● Data for this task:
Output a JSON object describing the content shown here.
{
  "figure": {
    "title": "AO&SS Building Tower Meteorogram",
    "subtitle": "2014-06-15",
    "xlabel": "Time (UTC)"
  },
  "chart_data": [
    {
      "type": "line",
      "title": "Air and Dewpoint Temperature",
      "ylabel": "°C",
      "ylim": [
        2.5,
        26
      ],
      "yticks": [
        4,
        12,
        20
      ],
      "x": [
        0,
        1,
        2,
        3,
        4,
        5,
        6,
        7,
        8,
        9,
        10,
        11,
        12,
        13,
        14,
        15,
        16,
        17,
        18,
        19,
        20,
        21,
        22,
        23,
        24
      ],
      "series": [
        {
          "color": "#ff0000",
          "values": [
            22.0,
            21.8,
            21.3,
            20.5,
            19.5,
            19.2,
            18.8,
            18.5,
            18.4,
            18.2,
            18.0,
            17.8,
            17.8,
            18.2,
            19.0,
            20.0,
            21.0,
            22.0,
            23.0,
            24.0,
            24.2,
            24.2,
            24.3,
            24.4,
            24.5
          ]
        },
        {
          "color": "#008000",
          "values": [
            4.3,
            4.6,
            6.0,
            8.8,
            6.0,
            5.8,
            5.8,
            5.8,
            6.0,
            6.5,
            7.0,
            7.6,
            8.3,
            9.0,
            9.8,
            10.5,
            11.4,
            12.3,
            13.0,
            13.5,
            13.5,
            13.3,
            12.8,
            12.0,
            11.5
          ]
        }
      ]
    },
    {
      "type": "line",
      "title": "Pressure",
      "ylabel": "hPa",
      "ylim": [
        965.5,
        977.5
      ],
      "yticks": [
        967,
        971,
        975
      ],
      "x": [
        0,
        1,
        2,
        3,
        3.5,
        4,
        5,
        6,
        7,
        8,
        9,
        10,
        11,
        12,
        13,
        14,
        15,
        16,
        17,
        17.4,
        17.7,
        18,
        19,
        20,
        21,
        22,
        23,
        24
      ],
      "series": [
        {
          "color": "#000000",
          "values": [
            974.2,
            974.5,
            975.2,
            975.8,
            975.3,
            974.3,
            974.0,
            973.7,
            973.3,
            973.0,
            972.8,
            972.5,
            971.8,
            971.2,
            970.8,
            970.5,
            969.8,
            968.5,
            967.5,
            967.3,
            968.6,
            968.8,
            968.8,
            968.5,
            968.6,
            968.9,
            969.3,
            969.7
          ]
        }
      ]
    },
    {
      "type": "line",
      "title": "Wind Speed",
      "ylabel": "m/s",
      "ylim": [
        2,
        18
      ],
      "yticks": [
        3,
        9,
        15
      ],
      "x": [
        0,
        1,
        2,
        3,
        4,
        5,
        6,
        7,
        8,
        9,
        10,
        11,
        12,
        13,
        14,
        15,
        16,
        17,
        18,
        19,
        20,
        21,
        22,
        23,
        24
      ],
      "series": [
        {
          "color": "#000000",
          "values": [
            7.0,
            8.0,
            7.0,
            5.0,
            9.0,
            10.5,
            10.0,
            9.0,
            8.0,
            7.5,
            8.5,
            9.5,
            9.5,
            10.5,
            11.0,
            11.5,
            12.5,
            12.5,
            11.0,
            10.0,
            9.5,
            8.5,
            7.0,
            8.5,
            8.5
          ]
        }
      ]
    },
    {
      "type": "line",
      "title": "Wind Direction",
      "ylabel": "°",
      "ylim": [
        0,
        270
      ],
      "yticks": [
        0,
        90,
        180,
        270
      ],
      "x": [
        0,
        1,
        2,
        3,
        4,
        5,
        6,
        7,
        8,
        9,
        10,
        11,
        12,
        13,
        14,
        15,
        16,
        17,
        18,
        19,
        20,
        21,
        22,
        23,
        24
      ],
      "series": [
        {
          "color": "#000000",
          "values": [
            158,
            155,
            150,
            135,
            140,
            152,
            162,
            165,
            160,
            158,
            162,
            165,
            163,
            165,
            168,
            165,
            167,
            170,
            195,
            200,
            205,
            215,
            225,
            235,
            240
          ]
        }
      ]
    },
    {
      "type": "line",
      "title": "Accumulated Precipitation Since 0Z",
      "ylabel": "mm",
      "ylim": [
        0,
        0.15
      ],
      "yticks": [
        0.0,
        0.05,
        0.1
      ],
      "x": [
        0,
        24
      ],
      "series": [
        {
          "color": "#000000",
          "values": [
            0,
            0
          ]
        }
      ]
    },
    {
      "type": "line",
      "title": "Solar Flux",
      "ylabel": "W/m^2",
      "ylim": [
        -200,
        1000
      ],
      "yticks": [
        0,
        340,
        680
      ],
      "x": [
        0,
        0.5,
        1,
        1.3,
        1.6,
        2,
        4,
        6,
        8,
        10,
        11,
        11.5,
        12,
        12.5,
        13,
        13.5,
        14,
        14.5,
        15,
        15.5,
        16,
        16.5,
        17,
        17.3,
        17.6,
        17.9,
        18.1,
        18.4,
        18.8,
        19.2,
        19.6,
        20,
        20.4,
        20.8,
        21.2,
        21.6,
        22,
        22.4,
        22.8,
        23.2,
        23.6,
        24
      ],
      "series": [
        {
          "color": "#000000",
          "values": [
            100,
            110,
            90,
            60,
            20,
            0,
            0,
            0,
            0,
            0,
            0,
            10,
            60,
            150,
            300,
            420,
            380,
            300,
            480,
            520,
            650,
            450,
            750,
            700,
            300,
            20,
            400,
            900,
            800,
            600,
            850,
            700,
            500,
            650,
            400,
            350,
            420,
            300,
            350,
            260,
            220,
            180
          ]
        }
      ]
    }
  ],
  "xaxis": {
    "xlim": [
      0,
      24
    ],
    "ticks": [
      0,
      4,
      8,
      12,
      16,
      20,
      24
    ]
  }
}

● What the task requires:
Pick out every line above that contains the word "Wind" and copy it.

● Final result:
      "title": "Wind Speed",
      "title": "Wind Direction",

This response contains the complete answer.